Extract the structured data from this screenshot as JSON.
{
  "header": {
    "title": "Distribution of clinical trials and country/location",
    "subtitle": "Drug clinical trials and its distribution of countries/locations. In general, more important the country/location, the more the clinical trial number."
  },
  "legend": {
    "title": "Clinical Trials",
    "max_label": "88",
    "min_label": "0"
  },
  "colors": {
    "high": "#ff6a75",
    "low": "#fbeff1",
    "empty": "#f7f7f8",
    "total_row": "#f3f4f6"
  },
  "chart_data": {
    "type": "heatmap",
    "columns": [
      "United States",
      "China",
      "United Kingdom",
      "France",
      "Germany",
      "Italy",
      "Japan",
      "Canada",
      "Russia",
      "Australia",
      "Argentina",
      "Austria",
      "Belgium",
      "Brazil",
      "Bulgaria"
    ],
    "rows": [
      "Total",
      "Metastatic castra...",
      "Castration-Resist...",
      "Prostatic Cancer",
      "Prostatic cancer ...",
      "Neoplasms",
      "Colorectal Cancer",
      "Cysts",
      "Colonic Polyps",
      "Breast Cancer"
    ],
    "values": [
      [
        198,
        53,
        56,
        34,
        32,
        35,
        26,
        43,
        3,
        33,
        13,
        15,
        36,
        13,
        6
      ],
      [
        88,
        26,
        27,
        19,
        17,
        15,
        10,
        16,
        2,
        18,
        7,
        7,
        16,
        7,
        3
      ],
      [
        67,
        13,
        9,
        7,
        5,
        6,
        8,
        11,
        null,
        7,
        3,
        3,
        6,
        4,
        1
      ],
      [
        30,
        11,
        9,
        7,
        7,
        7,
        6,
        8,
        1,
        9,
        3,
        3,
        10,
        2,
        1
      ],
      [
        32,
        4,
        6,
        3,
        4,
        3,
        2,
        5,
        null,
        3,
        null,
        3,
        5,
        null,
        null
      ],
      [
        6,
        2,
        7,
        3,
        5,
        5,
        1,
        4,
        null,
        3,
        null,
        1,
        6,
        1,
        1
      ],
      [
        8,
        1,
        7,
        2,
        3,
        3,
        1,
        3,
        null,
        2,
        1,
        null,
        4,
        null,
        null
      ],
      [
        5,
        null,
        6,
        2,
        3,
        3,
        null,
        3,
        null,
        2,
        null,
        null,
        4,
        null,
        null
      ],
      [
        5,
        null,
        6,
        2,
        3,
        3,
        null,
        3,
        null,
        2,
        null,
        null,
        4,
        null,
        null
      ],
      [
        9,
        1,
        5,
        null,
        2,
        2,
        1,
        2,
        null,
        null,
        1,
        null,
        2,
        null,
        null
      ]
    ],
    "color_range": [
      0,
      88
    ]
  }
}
---*---
** REQUIREMENTS **
Please reproduce the entire listing, exactly as shown.

** FULL ANSWER **
Extract the structured data from this screenshot as JSON.
{
  "header": {
    "title": "Distribution of clinical trials and country/location",
    "subtitle": "Drug clinical trials and its distribution of countries/locations. In general, more important the country/location, the more the clinical trial number."
  },
  "legend": {
    "title": "Clinical Trials",
    "max_label": "88",
    "min_label": "0"
  },
  "colors": {
    "high": "#ff6a75",
    "low": "#fbeff1",
    "empty": "#f7f7f8",
    "total_row": "#f3f4f6"
  },
  "chart_data": {
    "type": "heatmap",
    "columns": [
      "United States",
      "China",
      "United Kingdom",
      "France",
      "Germany",
      "Italy",
      "Japan",
      "Canada",
      "Russia",
      "Australia",
      "Argentina",
      "Austria",
      "Belgium",
      "Brazil",
      "Bulgaria"
    ],
    "rows": [
      "Total",
      "Metastatic castra...",
      "Castration-Resist...",
      "Prostatic Cancer",
      "Prostatic cancer ...",
      "Neoplasms",
      "Colorectal Cancer",
      "Cysts",
      "Colonic Polyps",
      "Breast Cancer"
    ],
    "values": [
      [
        198,
        53,
        56,
        34,
        32,
        35,
        26,
        43,
        3,
        33,
        13,
        15,
        36,
        13,
        6
      ],
      [
        88,
        26,
        27,
        19,
        17,
        15,
        10,
        16,
        2,
        18,
        7,
        7,
        16,
        7,
        3
      ],
      [
        67,
        13,
        9,
        7,
        5,
        6,
        8,
        11,
        null,
        7,
        3,
        3,
        6,
        4,
        1
      ],
      [
        30,
        11,
        9,
        7,
        7,
        7,
        6,
        8,
        1,
        9,
        3,
        3,
        10,
        2,
        1
      ],
      [
        32,
        4,
        6,
        3,
        4,
        3,
        2,
        5,
        null,
        3,
        null,
        3,
        5,
        null,
        null
      ],
      [
        6,
        2,
        7,
        3,
        5,
        5,
        1,
        4,
        null,
        3,
        null,
        1,
        6,
        1,
        1
      ],
      [
        8,
        1,
        7,
        2,
        3,
        3,
        1,
        3,
        null,
        2,
        1,
        null,
        4,
        null,
        null
      ],
      [
        5,
        null,
        6,
        2,
        3,
        3,
        null,
        3,
        null,
        2,
        null,
        null,
        4,
        null,
        null
      ],
      [
        5,
        null,
        6,
        2,
        3,
        3,
        null,
        3,
        null,
        2,
        null,
        null,
        4,
        null,
        null
      ],
      [
        9,
        1,
        5,
        null,
        2,
        2,
        1,
        2,
        null,
        null,
        1,
        null,
        2,
        null,
        null
      ]
    ],
    "color_range": [
      0,
      88
    ]
  }
}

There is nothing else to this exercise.